→ **Quoted text**
## START
Jerusalem had been torn down and the City of Paris, as it had been on St. Bartholomew's Eve, was in the grip of a real estate "subdividers cruel fate. He looked about him sadly. Was his life's work over? Or would he go still higher? What an inscrutable creature Fate was! Why, he was forty-seven! He had not accomplished nearly so much as he had hoped when he had been a young man in Kentucky. He had thought of himself then as a genius....
He walked along the great walls. Plaster elephants still stood on their hind legs, their forelegs in front of them, their trunks uplifted. Bird-beaked deities looked down with a single eye on the inconsequential humans; they themselves lived with the gods.
Pausing, he looked about him uncertainly. It must have been here that the great siege towers had stood- mighty affairs that held fifty warriors, the towers pushed forward by slaves on the ground. Here he had sent up a balloon, with a basket underneath, and in it had been Billy and himself; and here he had leaned over the side of the basket and with his megaphone had shouted orders to the extras below. Oh! those were glorious days. Don't we ever know, until it is too late, when we are in our glorious days? What a great, what a touching concept he'd had for his drama. How poorly the public had responded. But that was the way of mass entertainment. If he had put this concept into a stage play, the result would have been different. He'd get back to his playwriting. He'd do some serious creative work.
## END
→ **Source excerpt**
## START
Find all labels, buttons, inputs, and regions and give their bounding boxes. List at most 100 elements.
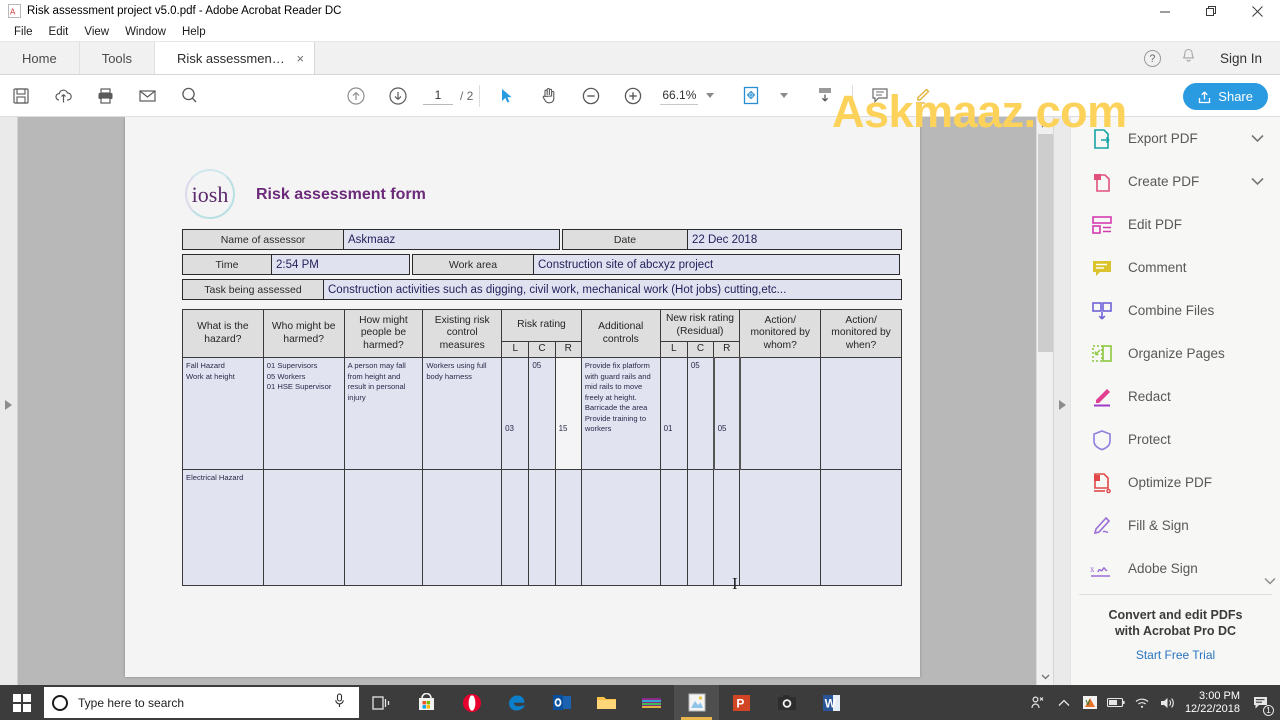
## END
→ **Requirement 1**
In the passage about the old sets, where had he been a young man?
→ **Requirement 2**
Continue the passage about the old sets, picking up after its last sentence.

→ **Final result 1**
In Kentucky.

→ **Final result 2**
Finally he left, touched by what he had seen and felt. He came later to the business office- the same office, it seemed, with its garish decorations and its great unwieldy leather chairs. How many times he had sat with businessmen he couldn't understand, and who couldn't understand him- the eternal conflict between business and art.
There was talk; there were jokes- of a sort.
At last the big, the exciting, the wonderful moment had come.
"Gentlemen," said Griffith, "I am prepared to pay off the rest of the indebtedness on Intolerance. Not one investor has lost a penny."
It had taken seven years, but he had accomplished it.
The men were pleased. It was nice of him to take his responsibility so seriously.
He went to see Mack Sennett, who was big and hearty and glad to see his old friend. Mack spoke of The Curtain Pole with which- he had knocked 'em around so humorously. What was Wally doin' now? Good gracious, how quickly you got out of touch with people who once had been so important to you!
My! how much time had passed since the "early days." Mary Pickford had divorced Owen Moore and was now married to Douglas Fairbanks and was living in fabulous "Pickfair."
Mack asked cautiously after Griffith's new picture.
It was going to be great, Griffith said. It had a message. Mack rubbed his chin and chewed his tobacco.
"What you want a message for, D. W.? "
"I like to say something worth-while," said Griffith, a bit sensitive, now that he had been challenged.
"The public isn't interested in messages. They want to laugh."
"What," asked Griffith, "is the basis of comedy?"
The mighty Mack took another chew. "If it seems funny to me, it's comedy."
Griffith was puzzled. The answer made sense. After all, didn't he himself make pictures to suit himself? Wasn't Mack doing the same? Was a director at his best when he made pictures for himself? But, he had to admit to himself, the business office was having more and more to say about the kind of pictures he made.
"What are your stories usually about?" Griffith asked.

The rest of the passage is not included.